### Problem to solve
Every line below must be reproduced exactly. Copy them all.

****

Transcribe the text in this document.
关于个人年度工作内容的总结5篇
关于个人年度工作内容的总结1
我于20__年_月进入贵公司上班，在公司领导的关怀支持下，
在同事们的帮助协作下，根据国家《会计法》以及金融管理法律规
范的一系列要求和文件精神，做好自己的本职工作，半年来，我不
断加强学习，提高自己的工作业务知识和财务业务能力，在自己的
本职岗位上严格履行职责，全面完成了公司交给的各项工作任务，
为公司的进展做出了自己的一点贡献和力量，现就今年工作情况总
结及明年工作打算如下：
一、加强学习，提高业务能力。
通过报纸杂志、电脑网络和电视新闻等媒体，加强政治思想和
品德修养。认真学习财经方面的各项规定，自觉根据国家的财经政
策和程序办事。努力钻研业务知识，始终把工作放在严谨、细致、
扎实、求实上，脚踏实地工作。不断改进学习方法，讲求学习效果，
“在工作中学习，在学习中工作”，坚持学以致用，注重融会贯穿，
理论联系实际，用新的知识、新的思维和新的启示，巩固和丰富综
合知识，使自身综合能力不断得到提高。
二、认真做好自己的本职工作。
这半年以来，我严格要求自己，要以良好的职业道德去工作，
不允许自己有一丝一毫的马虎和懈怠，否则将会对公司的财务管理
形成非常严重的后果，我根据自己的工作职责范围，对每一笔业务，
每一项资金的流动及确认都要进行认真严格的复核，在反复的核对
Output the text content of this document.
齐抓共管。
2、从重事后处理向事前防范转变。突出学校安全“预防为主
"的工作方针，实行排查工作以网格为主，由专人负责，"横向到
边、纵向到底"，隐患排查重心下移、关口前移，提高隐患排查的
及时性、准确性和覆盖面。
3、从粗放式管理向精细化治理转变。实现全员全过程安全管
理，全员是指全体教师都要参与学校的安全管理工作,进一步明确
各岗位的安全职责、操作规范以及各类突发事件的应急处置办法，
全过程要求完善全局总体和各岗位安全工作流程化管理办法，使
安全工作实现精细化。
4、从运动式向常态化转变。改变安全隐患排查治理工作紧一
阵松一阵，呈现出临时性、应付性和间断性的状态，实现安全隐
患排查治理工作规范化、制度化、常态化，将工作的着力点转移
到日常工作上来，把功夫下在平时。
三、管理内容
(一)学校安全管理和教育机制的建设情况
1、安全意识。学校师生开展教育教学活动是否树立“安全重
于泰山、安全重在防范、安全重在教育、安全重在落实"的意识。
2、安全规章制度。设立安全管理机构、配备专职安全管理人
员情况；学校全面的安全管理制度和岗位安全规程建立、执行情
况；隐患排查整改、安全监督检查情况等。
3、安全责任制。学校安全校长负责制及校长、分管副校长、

****

### Solution for this problem
Transcribe the text in this document.
关于个人年度工作内容的总结5篇
关于个人年度工作内容的总结1
我于20__年_月进入贵公司上班，在公司领导的关怀支持下，
在同事们的帮助协作下，根据国家《会计法》以及金融管理法律规
范的一系列要求和文件精神，做好自己的本职工作，半年来，我不
断加强学习，提高自己的工作业务知识和财务业务能力，在自己的
本职岗位上严格履行职责，全面完成了公司交给的各项工作任务，
为公司的进展做出了自己的一点贡献和力量，现就今年工作情况总
结及明年工作打算如下：
一、加强学习，提高业务能力。
通过报纸杂志、电脑网络和电视新闻等媒体，加强政治思想和
品德修养。认真学习财经方面的各项规定，自觉根据国家的财经政
策和程序办事。努力钻研业务知识，始终把工作放在严谨、细致、
扎实、求实上，脚踏实地工作。不断改进学习方法，讲求学习效果，
“在工作中学习，在学习中工作”，坚持学以致用，注重融会贯穿，
理论联系实际，用新的知识、新的思维和新的启示，巩固和丰富综
合知识，使自身综合能力不断得到提高。
二、认真做好自己的本职工作。
这半年以来，我严格要求自己，要以良好的职业道德去工作，
不允许自己有一丝一毫的马虎和懈怠，否则将会对公司的财务管理
形成非常严重的后果，我根据自己的工作职责范围，对每一笔业务，
每一项资金的流动及确认都要进行认真严格的复核，在反复的核对
Output the text content of this document.
齐抓共管。
2、从重事后处理向事前防范转变。突出学校安全“预防为主
"的工作方针，实行排查工作以网格为主，由专人负责，"横向到
边、纵向到底"，隐患排查重心下移、关口前移，提高隐患排查的
及时性、准确性和覆盖面。
3、从粗放式管理向精细化治理转变。实现全员全过程安全管
理，全员是指全体教师都要参与学校的安全管理工作,进一步明确
各岗位的安全职责、操作规范以及各类突发事件的应急处置办法，
全过程要求完善全局总体和各岗位安全工作流程化管理办法，使
安全工作实现精细化。
4、从运动式向常态化转变。改变安全隐患排查治理工作紧一
阵松一阵，呈现出临时性、应付性和间断性的状态，实现安全隐
患排查治理工作规范化、制度化、常态化，将工作的着力点转移
到日常工作上来，把功夫下在平时。
三、管理内容
(一)学校安全管理和教育机制的建设情况
1、安全意识。学校师生开展教育教学活动是否树立“安全重
于泰山、安全重在防范、安全重在教育、安全重在落实"的意识。
2、安全规章制度。设立安全管理机构、配备专职安全管理人
员情况；学校全面的安全管理制度和岗位安全规程建立、执行情
况；隐患排查整改、安全监督检查情况等。
3、安全责任制。学校安全校长负责制及校长、分管副校长、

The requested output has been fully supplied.